Extracts from a graphics dataset:
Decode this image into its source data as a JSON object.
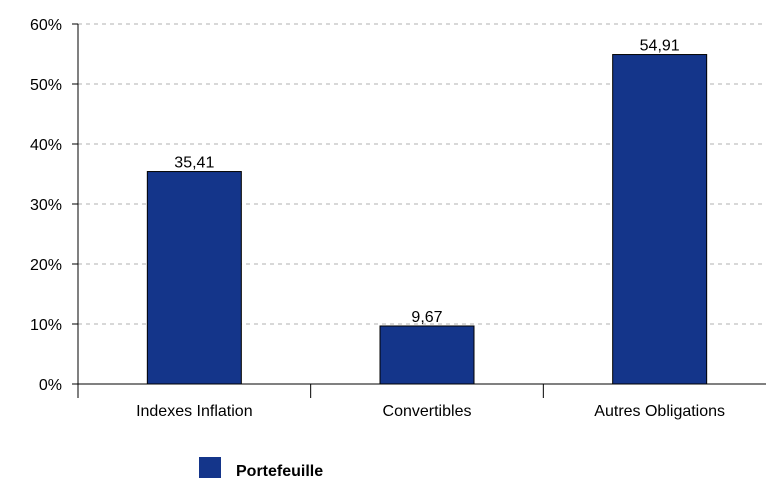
{
  "chart_data": {
    "type": "bar",
    "categories": [
      "Indexes Inflation",
      "Convertibles",
      "Autres Obligations"
    ],
    "series": [
      {
        "name": "Portefeuille",
        "values": [
          35.41,
          9.67,
          54.91
        ],
        "value_labels": [
          "35,41",
          "9,67",
          "54,91"
        ],
        "color": "#14358a"
      }
    ],
    "ylim": [
      0,
      60
    ],
    "y_ticks": [
      0,
      10,
      20,
      30,
      40,
      50,
      60
    ],
    "y_tick_labels": [
      "0%",
      "10%",
      "20%",
      "30%",
      "40%",
      "50%",
      "60%"
    ],
    "grid": true,
    "legend_position": "bottom",
    "colors": {
      "bar": "#14358a",
      "grid": "#cccccc",
      "axis": "#000000",
      "text": "#000000"
    }
  }
}
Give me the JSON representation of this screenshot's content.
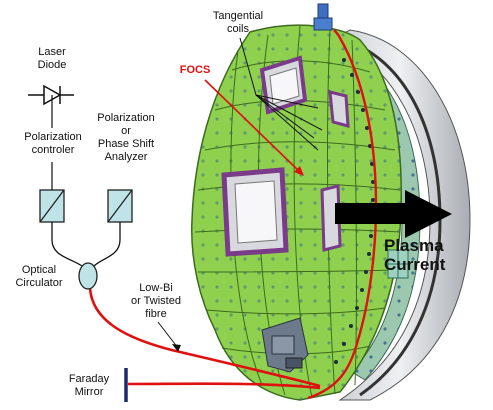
{
  "labels": {
    "laser_diode": [
      "Laser",
      "Diode"
    ],
    "polarization_controller": [
      "Polarization",
      "controler"
    ],
    "analyzer": [
      "Polarization",
      "or",
      "Phase Shift",
      "Analyzer"
    ],
    "optical_circulator": [
      "Optical",
      "Circulator"
    ],
    "fibre": [
      "Low-Bi",
      "or Twisted",
      "fibre"
    ],
    "faraday_mirror": [
      "Faraday",
      "Mirror"
    ],
    "tangential_coils": [
      "Tangential",
      "coils"
    ],
    "focs": "FOCS",
    "plasma_current": [
      "Plasma",
      "Current"
    ]
  },
  "colors": {
    "fibre": "#e01010",
    "vessel": "#8fd14f",
    "vessel_dark": "#5e9a2c",
    "mirror": "#1e2a6e",
    "focs_label": "#e01010",
    "port_frame": "#c060c0",
    "arrow": "#000000"
  }
}
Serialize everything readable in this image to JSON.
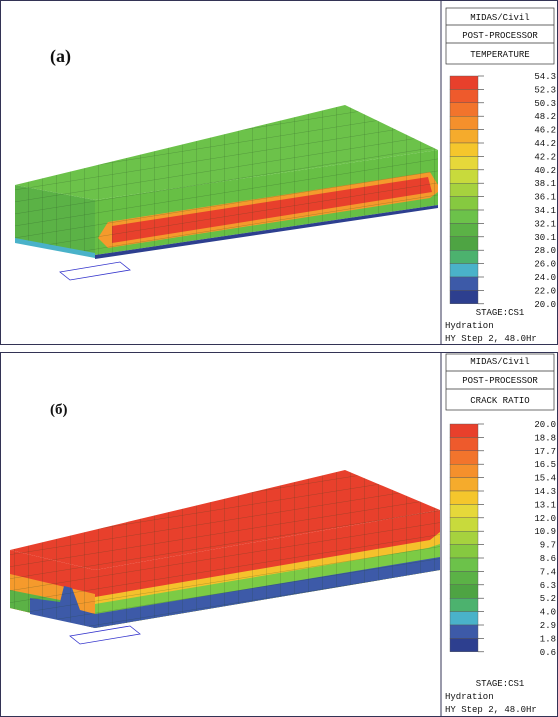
{
  "panels": [
    {
      "label": "(a)",
      "software": "MIDAS/Civil",
      "module": "POST-PROCESSOR",
      "result": "TEMPERATURE",
      "scale": [
        "54.3",
        "52.3",
        "50.3",
        "48.2",
        "46.2",
        "44.2",
        "42.2",
        "40.2",
        "38.1",
        "36.1",
        "34.1",
        "32.1",
        "30.1",
        "28.0",
        "26.0",
        "24.0",
        "22.0",
        "20.0"
      ],
      "stage": "STAGE:CS1",
      "analysis": "Hydration",
      "step": "HY Step 2, 48.0Hr"
    },
    {
      "label": "(б)",
      "software": "MIDAS/Civil",
      "module": "POST-PROCESSOR",
      "result": "CRACK RATIO",
      "scale": [
        "20.0",
        "18.8",
        "17.7",
        "16.5",
        "15.4",
        "14.3",
        "13.1",
        "12.0",
        "10.9",
        "9.7",
        "8.6",
        "7.4",
        "6.3",
        "5.2",
        "4.0",
        "2.9",
        "1.8",
        "0.6"
      ],
      "stage": "STAGE:CS1",
      "analysis": "Hydration",
      "step": "HY Step 2, 48.0Hr"
    }
  ]
}
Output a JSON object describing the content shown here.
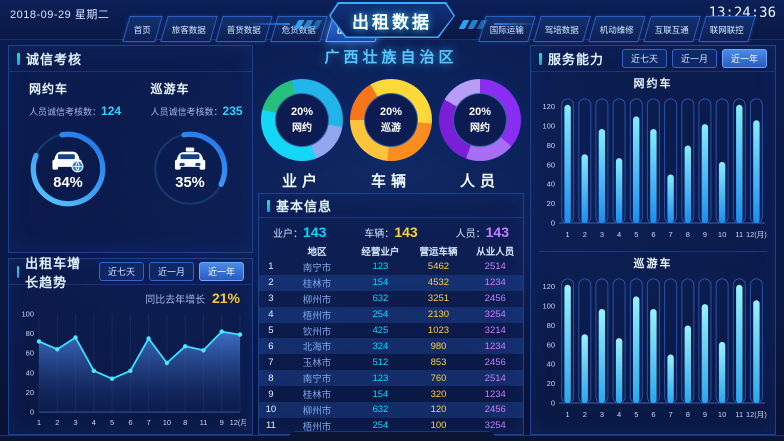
{
  "header": {
    "date": "2018-09-29 星期二",
    "time": "13:24:36",
    "title": "出租数据",
    "left_tabs": [
      {
        "name": "tab-home",
        "label": "首页",
        "active": false
      },
      {
        "name": "tab-passenger-data",
        "label": "旅客数据",
        "active": false
      },
      {
        "name": "tab-general-freight-data",
        "label": "普货数据",
        "active": false
      },
      {
        "name": "tab-dangerous-goods-data",
        "label": "危货数据",
        "active": false
      },
      {
        "name": "tab-taxi-data",
        "label": "出租数据",
        "active": true
      }
    ],
    "right_tabs": [
      {
        "name": "tab-international-transport",
        "label": "国际运输",
        "active": false
      },
      {
        "name": "tab-driver-training-data",
        "label": "驾培数据",
        "active": false
      },
      {
        "name": "tab-vehicle-maintenance",
        "label": "机动维修",
        "active": false
      },
      {
        "name": "tab-interconnection",
        "label": "互联互通",
        "active": false
      },
      {
        "name": "tab-network-monitoring",
        "label": "联网联控",
        "active": false
      }
    ]
  },
  "integrity": {
    "title": "诚信考核",
    "groups": [
      {
        "name": "网约车",
        "metric_label": "人员诚信考核数",
        "metric_value": "124",
        "percent": 84,
        "percent_label": "84%",
        "icon": "ride-hailing-car-icon"
      },
      {
        "name": "巡游车",
        "metric_label": "人员诚信考核数",
        "metric_value": "235",
        "percent": 35,
        "percent_label": "35%",
        "icon": "taxi-icon"
      }
    ]
  },
  "growth": {
    "title": "出租车增长趋势",
    "ranges": [
      {
        "name": "range-last-7-days",
        "label": "近七天",
        "active": false
      },
      {
        "name": "range-last-month",
        "label": "近一月",
        "active": false
      },
      {
        "name": "range-last-year",
        "label": "近一年",
        "active": true
      }
    ],
    "yoy_label": "同比去年增长",
    "yoy_value": "21%"
  },
  "center": {
    "region": "广西壮族自治区"
  },
  "basic_info": {
    "title": "基本信息",
    "stats": [
      {
        "label": "业户",
        "value": "143",
        "color": "#00d8ff"
      },
      {
        "label": "车辆",
        "value": "143",
        "color": "#ffd237"
      },
      {
        "label": "人员",
        "value": "143",
        "color": "#c77dff"
      }
    ],
    "table": {
      "headers": [
        "地区",
        "经营业户",
        "营运车辆",
        "从业人员"
      ],
      "column_colors": {
        "operators": "#00d8ff",
        "vehicles": "#ffd237",
        "staff": "#c77dff"
      },
      "rows": [
        {
          "rank": "1",
          "city": "南宁市",
          "operators": "123",
          "vehicles": "5462",
          "staff": "2514"
        },
        {
          "rank": "2",
          "city": "桂林市",
          "operators": "154",
          "vehicles": "4532",
          "staff": "1234"
        },
        {
          "rank": "3",
          "city": "柳州市",
          "operators": "632",
          "vehicles": "3251",
          "staff": "2456"
        },
        {
          "rank": "4",
          "city": "梧州市",
          "operators": "254",
          "vehicles": "2130",
          "staff": "3254"
        },
        {
          "rank": "5",
          "city": "钦州市",
          "operators": "425",
          "vehicles": "1023",
          "staff": "3214"
        },
        {
          "rank": "6",
          "city": "北海市",
          "operators": "324",
          "vehicles": "980",
          "staff": "1234"
        },
        {
          "rank": "7",
          "city": "玉林市",
          "operators": "512",
          "vehicles": "853",
          "staff": "2456"
        },
        {
          "rank": "8",
          "city": "南宁市",
          "operators": "123",
          "vehicles": "760",
          "staff": "2514"
        },
        {
          "rank": "9",
          "city": "桂林市",
          "operators": "154",
          "vehicles": "320",
          "staff": "1234"
        },
        {
          "rank": "10",
          "city": "柳州市",
          "operators": "632",
          "vehicles": "120",
          "staff": "2456"
        },
        {
          "rank": "11",
          "city": "梧州市",
          "operators": "254",
          "vehicles": "100",
          "staff": "3254"
        }
      ]
    }
  },
  "service": {
    "title": "服务能力",
    "ranges": [
      {
        "name": "range-last-7-days",
        "label": "近七天",
        "active": false
      },
      {
        "name": "range-last-month",
        "label": "近一月",
        "active": false
      },
      {
        "name": "range-last-year",
        "label": "近一年",
        "active": true
      }
    ]
  },
  "chart_data": [
    {
      "id": "growth-line",
      "type": "line",
      "title": "出租车增长趋势",
      "x": [
        "1",
        "2",
        "3",
        "4",
        "5",
        "6",
        "7",
        "10",
        "8",
        "11",
        "9",
        "12(月)"
      ],
      "values": [
        72,
        64,
        76,
        42,
        34,
        42,
        75,
        50,
        67,
        63,
        82,
        79
      ],
      "ylim": [
        0,
        100
      ],
      "yticks": [
        0,
        20,
        40,
        60,
        80,
        100
      ],
      "line_color": "#38e1ff",
      "marker_color": "#49e9ff",
      "area_top": "#4479d6",
      "area_bottom": "#12255e",
      "legend": "none",
      "grid": "faint-vertical"
    },
    {
      "id": "service-bars-ride-hailing",
      "type": "bar",
      "title": "网约车",
      "categories": [
        "1",
        "2",
        "3",
        "4",
        "5",
        "6",
        "7",
        "8",
        "9",
        "10",
        "11",
        "12(月)"
      ],
      "values": [
        122,
        71,
        97,
        67,
        110,
        97,
        50,
        80,
        102,
        63,
        122,
        106
      ],
      "ylim": [
        0,
        130
      ],
      "yticks": [
        0,
        20,
        40,
        60,
        80,
        100,
        120
      ],
      "bar_top": "#83ecff",
      "bar_bottom": "#1b8df0",
      "track": "#2c5cc0"
    },
    {
      "id": "service-bars-cruising-taxi",
      "type": "bar",
      "title": "巡游车",
      "categories": [
        "1",
        "2",
        "3",
        "4",
        "5",
        "6",
        "7",
        "8",
        "9",
        "10",
        "11",
        "12(月)"
      ],
      "values": [
        122,
        71,
        97,
        67,
        110,
        97,
        50,
        80,
        102,
        63,
        122,
        106
      ],
      "ylim": [
        0,
        130
      ],
      "yticks": [
        0,
        20,
        40,
        60,
        80,
        100,
        120
      ],
      "bar_top": "#97f2fb",
      "bar_bottom": "#2aa6ef",
      "track": "#2c5cc0"
    },
    {
      "id": "donut-operators",
      "type": "pie",
      "label": "业户",
      "center_pct": "20%",
      "center_text": "网约",
      "segments": [
        {
          "color": "#23b4e9",
          "to": 100
        },
        {
          "color": "#93a7f0",
          "to": 160
        },
        {
          "color": "#14d6f5",
          "to": 285
        },
        {
          "color": "#27bf7c",
          "to": 345
        },
        {
          "color": "#23b4e9",
          "to": 360
        }
      ]
    },
    {
      "id": "donut-vehicles",
      "type": "pie",
      "label": "车辆",
      "center_pct": "20%",
      "center_text": "巡游",
      "segments": [
        {
          "color": "#ffd83a",
          "to": 95
        },
        {
          "color": "#ff8c1f",
          "to": 185
        },
        {
          "color": "#ffc43c",
          "to": 270
        },
        {
          "color": "#f9741a",
          "to": 330
        },
        {
          "color": "#ffd83a",
          "to": 360
        }
      ]
    },
    {
      "id": "donut-personnel",
      "type": "pie",
      "label": "人员",
      "center_pct": "20%",
      "center_text": "网约",
      "segments": [
        {
          "color": "#8a2df2",
          "to": 130
        },
        {
          "color": "#a76ef5",
          "to": 200
        },
        {
          "color": "#7a1fd8",
          "to": 300
        },
        {
          "color": "#b79df6",
          "to": 360
        }
      ]
    }
  ]
}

• [Goal of the exercise]: Which lines of the data include "title"? Copy each of them.

• [Complete answer]:
    "title": "出租数据",
    "title": "诚信考核",
    "title": "出租车增长趋势",
    "title": "基本信息",
    "title": "服务能力",
      "title": "出租车增长趋势",
      "title": "网约车",
      "title": "巡游车",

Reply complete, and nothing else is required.